• [GIVEN REQUEST] Output every line of the data exactly as it appears.

[Data listing]
* * * * *

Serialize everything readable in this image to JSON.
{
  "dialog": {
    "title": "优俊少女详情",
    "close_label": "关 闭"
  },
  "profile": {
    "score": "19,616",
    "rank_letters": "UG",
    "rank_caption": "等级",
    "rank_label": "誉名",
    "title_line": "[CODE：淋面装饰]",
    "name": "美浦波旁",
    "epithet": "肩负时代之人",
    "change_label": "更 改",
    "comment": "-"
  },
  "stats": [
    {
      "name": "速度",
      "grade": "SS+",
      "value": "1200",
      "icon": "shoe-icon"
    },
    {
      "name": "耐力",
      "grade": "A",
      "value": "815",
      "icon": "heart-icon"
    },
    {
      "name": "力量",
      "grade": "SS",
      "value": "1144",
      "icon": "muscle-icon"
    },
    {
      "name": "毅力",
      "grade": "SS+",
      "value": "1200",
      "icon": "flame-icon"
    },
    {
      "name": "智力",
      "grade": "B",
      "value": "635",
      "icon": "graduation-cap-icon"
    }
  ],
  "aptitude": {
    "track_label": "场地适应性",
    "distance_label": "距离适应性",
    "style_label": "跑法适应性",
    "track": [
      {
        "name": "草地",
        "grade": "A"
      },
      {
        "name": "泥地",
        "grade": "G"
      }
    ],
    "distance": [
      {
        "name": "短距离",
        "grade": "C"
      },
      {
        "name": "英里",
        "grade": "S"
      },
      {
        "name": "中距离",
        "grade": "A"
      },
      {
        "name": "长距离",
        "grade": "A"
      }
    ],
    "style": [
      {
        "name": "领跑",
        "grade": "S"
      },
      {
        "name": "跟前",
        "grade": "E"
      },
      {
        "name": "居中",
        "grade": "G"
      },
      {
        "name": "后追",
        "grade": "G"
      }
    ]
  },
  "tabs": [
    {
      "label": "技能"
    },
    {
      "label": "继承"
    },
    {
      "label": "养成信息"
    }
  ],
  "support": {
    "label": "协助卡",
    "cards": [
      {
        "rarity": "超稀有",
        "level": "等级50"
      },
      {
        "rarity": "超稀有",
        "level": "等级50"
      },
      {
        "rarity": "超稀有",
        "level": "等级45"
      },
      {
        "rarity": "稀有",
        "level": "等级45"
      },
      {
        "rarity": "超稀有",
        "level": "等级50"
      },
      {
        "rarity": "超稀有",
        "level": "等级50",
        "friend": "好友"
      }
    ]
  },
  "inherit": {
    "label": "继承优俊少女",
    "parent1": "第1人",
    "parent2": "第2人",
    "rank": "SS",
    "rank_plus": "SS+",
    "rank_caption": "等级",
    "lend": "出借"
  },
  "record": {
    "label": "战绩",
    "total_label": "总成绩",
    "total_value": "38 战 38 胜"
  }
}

* * * * *

• [RESULT OF THIS EXERCISE]
Serialize everything readable in this image to JSON.
{
  "dialog": {
    "title": "优俊少女详情",
    "close_label": "关 闭"
  },
  "profile": {
    "score": "19,616",
    "rank_letters": "UG",
    "rank_caption": "等级",
    "rank_label": "誉名",
    "title_line": "[CODE：淋面装饰]",
    "name": "美浦波旁",
    "epithet": "肩负时代之人",
    "change_label": "更 改",
    "comment": "-"
  },
  "stats": [
    {
      "name": "速度",
      "grade": "SS+",
      "value": "1200",
      "icon": "shoe-icon"
    },
    {
      "name": "耐力",
      "grade": "A",
      "value": "815",
      "icon": "heart-icon"
    },
    {
      "name": "力量",
      "grade": "SS",
      "value": "1144",
      "icon": "muscle-icon"
    },
    {
      "name": "毅力",
      "grade": "SS+",
      "value": "1200",
      "icon": "flame-icon"
    },
    {
      "name": "智力",
      "grade": "B",
      "value": "635",
      "icon": "graduation-cap-icon"
    }
  ],
  "aptitude": {
    "track_label": "场地适应性",
    "distance_label": "距离适应性",
    "style_label": "跑法适应性",
    "track": [
      {
        "name": "草地",
        "grade": "A"
      },
      {
        "name": "泥地",
        "grade": "G"
      }
    ],
    "distance": [
      {
        "name": "短距离",
        "grade": "C"
      },
      {
        "name": "英里",
        "grade": "S"
      },
      {
        "name": "中距离",
        "grade": "A"
      },
      {
        "name": "长距离",
        "grade": "A"
      }
    ],
    "style": [
      {
        "name": "领跑",
        "grade": "S"
      },
      {
        "name": "跟前",
        "grade": "E"
      },
      {
        "name": "居中",
        "grade": "G"
      },
      {
        "name": "后追",
        "grade": "G"
      }
    ]
  },
  "tabs": [
    {
      "label": "技能"
    },
    {
      "label": "继承"
    },
    {
      "label": "养成信息"
    }
  ],
  "support": {
    "label": "协助卡",
    "cards": [
      {
        "rarity": "超稀有",
        "level": "等级50"
      },
      {
        "rarity": "超稀有",
        "level": "等级50"
      },
      {
        "rarity": "超稀有",
        "level": "等级45"
      },
      {
        "rarity": "稀有",
        "level": "等级45"
      },
      {
        "rarity": "超稀有",
        "level": "等级50"
      },
      {
        "rarity": "超稀有",
        "level": "等级50",
        "friend": "好友"
      }
    ]
  },
  "inherit": {
    "label": "继承优俊少女",
    "parent1": "第1人",
    "parent2": "第2人",
    "rank": "SS",
    "rank_plus": "SS+",
    "rank_caption": "等级",
    "lend": "出借"
  },
  "record": {
    "label": "战绩",
    "total_label": "总成绩",
    "total_value": "38 战 38 胜"
  }
}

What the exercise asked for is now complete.